# WORK REQUIRED
Reproduce the records below in full and without edits, omitting images.

# PROVIDED DATA
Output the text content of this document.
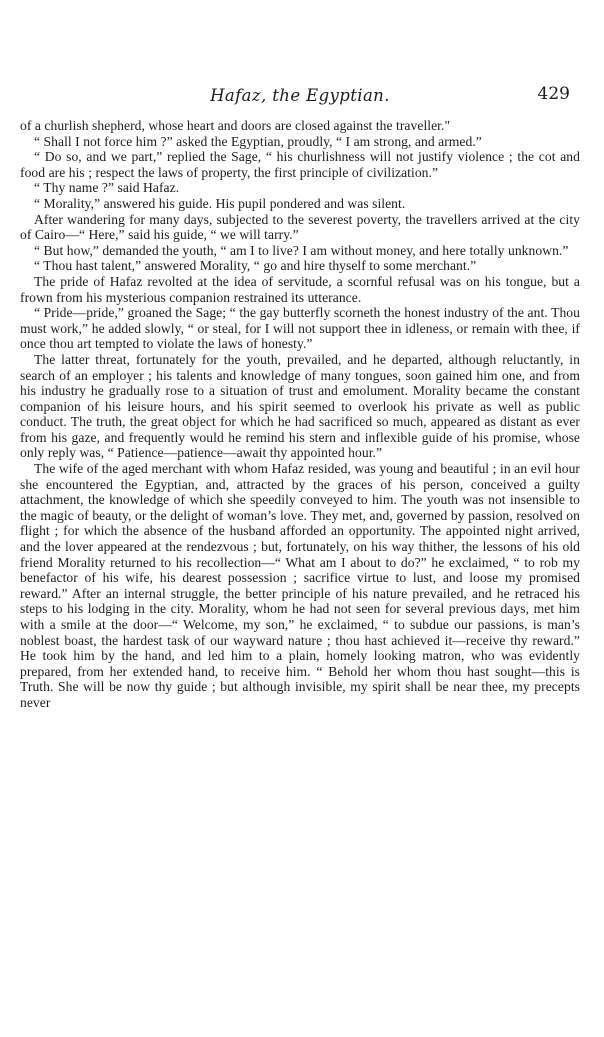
Hafaz, the Egyptian.	429

of a churlish shepherd, whose heart and doors are closed against the traveller."

“ Shall I not force him ?” asked the Egyptian, proudly, “ I am strong, and armed.”

“ Do so, and we part,” replied the Sage, “ his churlishness will not justify violence ; the cot and food are his ; respect the laws of property, the first principle of civilization.”

“ Thy name ?” said Hafaz.

“ Morality,” answered his guide. His pupil pondered and was silent.

After wandering for many days, subjected to the severest poverty, the travellers arrived at the city of Cairo—“ Here,” said his guide, “ we will tarry.”

“ But how,” demanded the youth, “ am I to live? I am without money, and here totally unknown.”

“ Thou hast talent,” answered Morality, “ go and hire thyself to some merchant.”

The pride of Hafaz revolted at the idea of servitude, a scornful refusal was on his tongue, but a frown from his mysterious companion restrained its utterance.

“ Pride—pride,” groaned the Sage; “ the gay butterfly scorneth the honest industry of the ant. Thou must work,” he added slowly, “ or steal, for I will not support thee in idleness, or remain with thee, if once thou art tempted to violate the laws of honesty.”

The latter threat, fortunately for the youth, prevailed, and he departed, although reluctantly, in search of an employer ; his talents and knowledge of many tongues, soon gained him one, and from his industry he gradually rose to a situation of trust and emolument. Morality became the constant companion of his leisure hours, and his spirit seemed to overlook his private as well as public conduct. The truth, the great object for which he had sacrificed so much, appeared as distant as ever from his gaze, and frequently would he remind his stern and inflexible guide of his promise, whose only reply was, “ Patience—patience—await thy appointed hour.”

The wife of the aged merchant with whom Hafaz resided, was young and beautiful ; in an evil hour she encountered the Egyptian, and, attracted by the graces of his person, conceived a guilty attachment, the knowledge of which she speedily conveyed to him. The youth was not insensible to the magic of beauty, or the delight of woman’s love. They met, and, governed by passion, resolved on flight ; for which the absence of the husband afforded an opportunity. The appointed night arrived, and the lover appeared at the rendezvous ; but, fortunately, on his way thither, the lessons of his old friend Morality returned to his recollection—“ What am I about to do?” he exclaimed, “ to rob my benefactor of his wife, his dearest possession ; sacrifice virtue to lust, and loose my promised reward.” After an internal struggle, the better principle of his nature prevailed, and he retraced his steps to his lodging in the city. Morality, whom he had not seen for several previous days, met him with a smile at the door—“ Welcome, my son,” he exclaimed, “ to subdue our passions, is man’s noblest boast, the hardest task of our wayward nature ; thou hast achieved it—receive thy reward.” He took him by the hand, and led him to a plain, homely looking matron, who was evidently prepared, from her extended hand, to receive him. “ Behold her whom thou hast sought—this is Truth. She will be now thy guide ; but although invisible, my spirit shall be near thee, my precepts never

# ANSWER FOR THE TASK
Output the text content of this document.
Hafaz, the Egyptian.	429

of a churlish shepherd, whose heart and doors are closed against the traveller."

“ Shall I not force him ?” asked the Egyptian, proudly, “ I am strong, and armed.”

“ Do so, and we part,” replied the Sage, “ his churlishness will not justify violence ; the cot and food are his ; respect the laws of property, the first principle of civilization.”

“ Thy name ?” said Hafaz.

“ Morality,” answered his guide. His pupil pondered and was silent.

After wandering for many days, subjected to the severest poverty, the travellers arrived at the city of Cairo—“ Here,” said his guide, “ we will tarry.”

“ But how,” demanded the youth, “ am I to live? I am without money, and here totally unknown.”

“ Thou hast talent,” answered Morality, “ go and hire thyself to some merchant.”

The pride of Hafaz revolted at the idea of servitude, a scornful refusal was on his tongue, but a frown from his mysterious companion restrained its utterance.

“ Pride—pride,” groaned the Sage; “ the gay butterfly scorneth the honest industry of the ant. Thou must work,” he added slowly, “ or steal, for I will not support thee in idleness, or remain with thee, if once thou art tempted to violate the laws of honesty.”

The latter threat, fortunately for the youth, prevailed, and he departed, although reluctantly, in search of an employer ; his talents and knowledge of many tongues, soon gained him one, and from his industry he gradually rose to a situation of trust and emolument. Morality became the constant companion of his leisure hours, and his spirit seemed to overlook his private as well as public conduct. The truth, the great object for which he had sacrificed so much, appeared as distant as ever from his gaze, and frequently would he remind his stern and inflexible guide of his promise, whose only reply was, “ Patience—patience—await thy appointed hour.”

The wife of the aged merchant with whom Hafaz resided, was young and beautiful ; in an evil hour she encountered the Egyptian, and, attracted by the graces of his person, conceived a guilty attachment, the knowledge of which she speedily conveyed to him. The youth was not insensible to the magic of beauty, or the delight of woman’s love. They met, and, governed by passion, resolved on flight ; for which the absence of the husband afforded an opportunity. The appointed night arrived, and the lover appeared at the rendezvous ; but, fortunately, on his way thither, the lessons of his old friend Morality returned to his recollection—“ What am I about to do?” he exclaimed, “ to rob my benefactor of his wife, his dearest possession ; sacrifice virtue to lust, and loose my promised reward.” After an internal struggle, the better principle of his nature prevailed, and he retraced his steps to his lodging in the city. Morality, whom he had not seen for several previous days, met him with a smile at the door—“ Welcome, my son,” he exclaimed, “ to subdue our passions, is man’s noblest boast, the hardest task of our wayward nature ; thou hast achieved it—receive thy reward.” He took him by the hand, and led him to a plain, homely looking matron, who was evidently prepared, from her extended hand, to receive him. “ Behold her whom thou hast sought—this is Truth. She will be now thy guide ; but although invisible, my spirit shall be near thee, my precepts never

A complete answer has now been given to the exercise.